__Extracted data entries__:
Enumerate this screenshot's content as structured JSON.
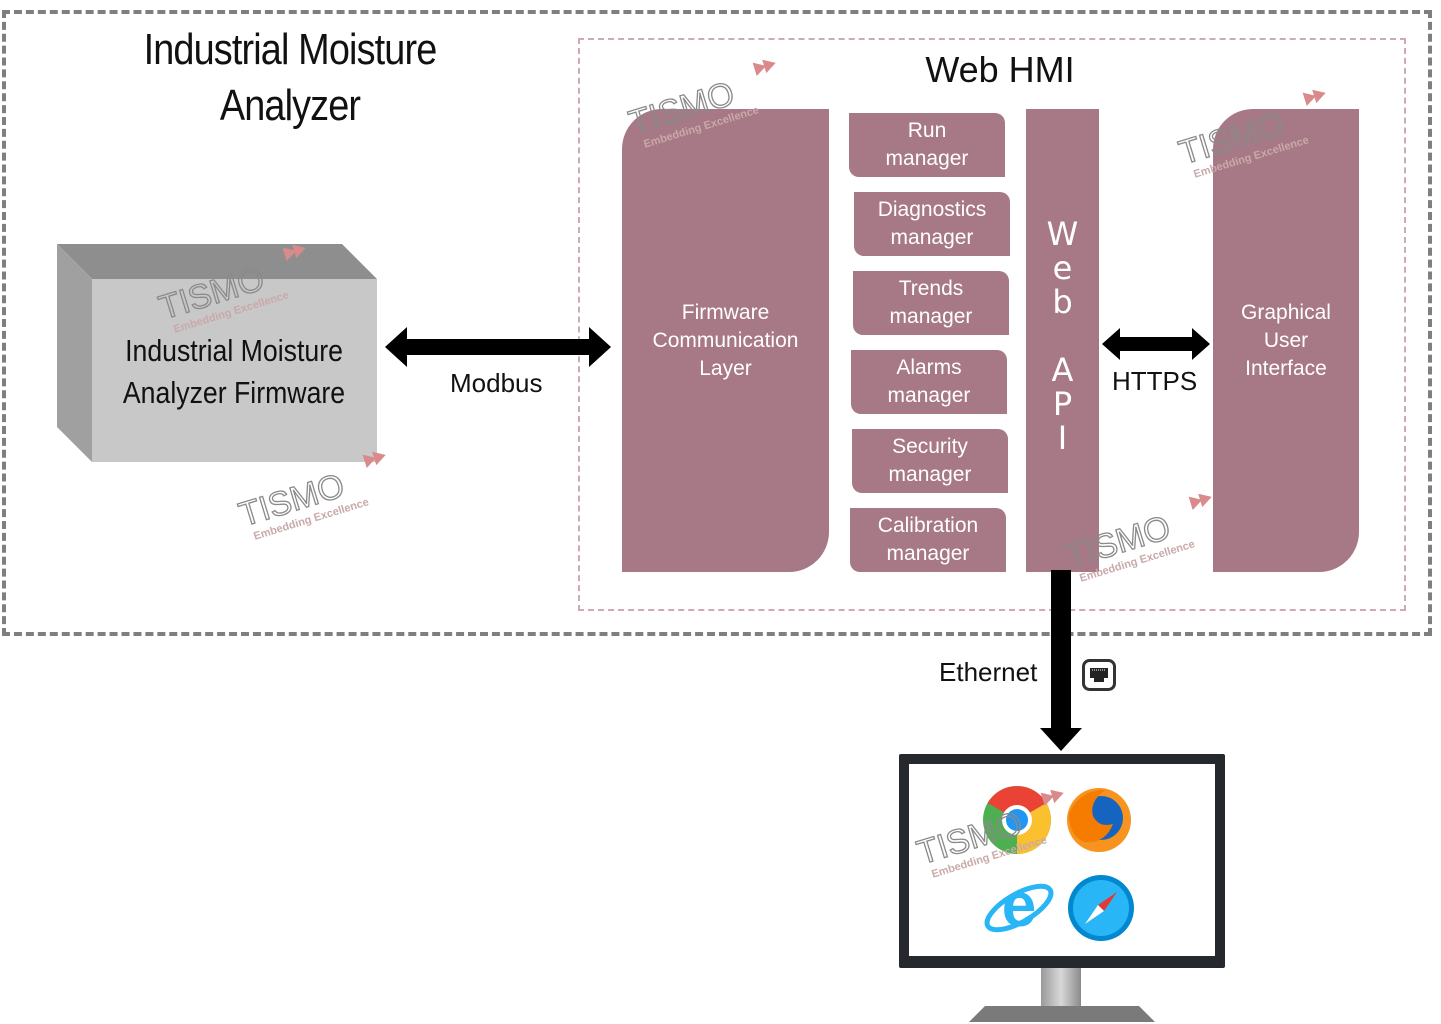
{
  "diagram": {
    "title": "Industrial Moisture Analyzer",
    "title_lines": [
      "Industrial Moisture",
      "Analyzer"
    ],
    "firmware_box": {
      "lines": [
        "Industrial Moisture",
        "Analyzer Firmware"
      ],
      "color": "#c8c8c8"
    },
    "web_hmi": {
      "title": "Web HMI",
      "block_color": "#a77885",
      "firmware_comm_layer": [
        "Firmware",
        "Communication",
        "Layer"
      ],
      "managers": [
        {
          "line1": "Run",
          "line2": "manager"
        },
        {
          "line1": "Diagnostics",
          "line2": "manager"
        },
        {
          "line1": "Trends",
          "line2": "manager"
        },
        {
          "line1": "Alarms",
          "line2": "manager"
        },
        {
          "line1": "Security",
          "line2": "manager"
        },
        {
          "line1": "Calibration",
          "line2": "manager"
        }
      ],
      "web_api_letters": [
        "W",
        "e",
        "b",
        "",
        "A",
        "P",
        "I"
      ],
      "gui": [
        "Graphical",
        "User",
        "Interface"
      ]
    },
    "connections": {
      "modbus": "Modbus",
      "https": "HTTPS",
      "ethernet": "Ethernet"
    },
    "icons": {
      "ethernet_port": "ethernet-port-icon",
      "browsers": [
        "chrome-icon",
        "firefox-icon",
        "internet-explorer-icon",
        "safari-icon"
      ],
      "monitor": "monitor-icon"
    },
    "watermark": {
      "brand": "TISMO",
      "tagline": "Embedding Excellence"
    }
  }
}
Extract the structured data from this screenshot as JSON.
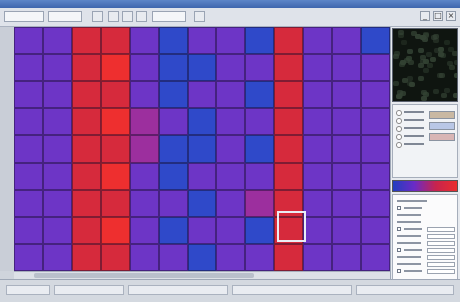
{
  "window": {
    "title": ""
  },
  "toolbar": {
    "minimize_label": "_",
    "maximize_label": "□",
    "close_label": "×"
  },
  "heatmap": {
    "rows": 9,
    "cols": 13,
    "selected_cell": {
      "row": 7,
      "col": 9
    },
    "colors": {
      "blue": "#2f49c9",
      "violet": "#6d35c6",
      "magenta": "#9c2f9e",
      "red": "#d62a3c",
      "bright_red": "#ee2f2f"
    },
    "grid": [
      [
        "violet",
        "violet",
        "red",
        "red",
        "violet",
        "blue",
        "violet",
        "violet",
        "blue",
        "red",
        "violet",
        "violet",
        "blue"
      ],
      [
        "violet",
        "violet",
        "red",
        "bright_red",
        "violet",
        "blue",
        "blue",
        "violet",
        "violet",
        "red",
        "violet",
        "violet",
        "violet"
      ],
      [
        "violet",
        "violet",
        "red",
        "red",
        "violet",
        "blue",
        "violet",
        "violet",
        "blue",
        "red",
        "violet",
        "violet",
        "violet"
      ],
      [
        "violet",
        "violet",
        "red",
        "bright_red",
        "magenta",
        "violet",
        "blue",
        "violet",
        "violet",
        "red",
        "violet",
        "violet",
        "violet"
      ],
      [
        "violet",
        "violet",
        "red",
        "red",
        "magenta",
        "blue",
        "blue",
        "violet",
        "blue",
        "red",
        "violet",
        "violet",
        "violet"
      ],
      [
        "violet",
        "violet",
        "red",
        "bright_red",
        "violet",
        "blue",
        "violet",
        "violet",
        "violet",
        "red",
        "violet",
        "violet",
        "violet"
      ],
      [
        "violet",
        "violet",
        "red",
        "red",
        "violet",
        "violet",
        "blue",
        "violet",
        "magenta",
        "red",
        "violet",
        "violet",
        "violet"
      ],
      [
        "violet",
        "violet",
        "red",
        "bright_red",
        "violet",
        "blue",
        "violet",
        "violet",
        "blue",
        "red",
        "violet",
        "violet",
        "violet"
      ],
      [
        "violet",
        "violet",
        "red",
        "red",
        "violet",
        "violet",
        "blue",
        "violet",
        "violet",
        "red",
        "violet",
        "violet",
        "violet"
      ]
    ]
  },
  "side_panel": {
    "legend_colors": [
      "#c9b8a2",
      "#b9c7e6",
      "#d8b5b5"
    ],
    "colorbar_colors": [
      "#223ebf",
      "#6a2bc6",
      "#c7234e",
      "#ea2d2d"
    ]
  },
  "status": {}
}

__Set problem__:
Count each line of the entries that holds the word "Moisture", then state the total and nothing more.

__Answer for this exercise__:
3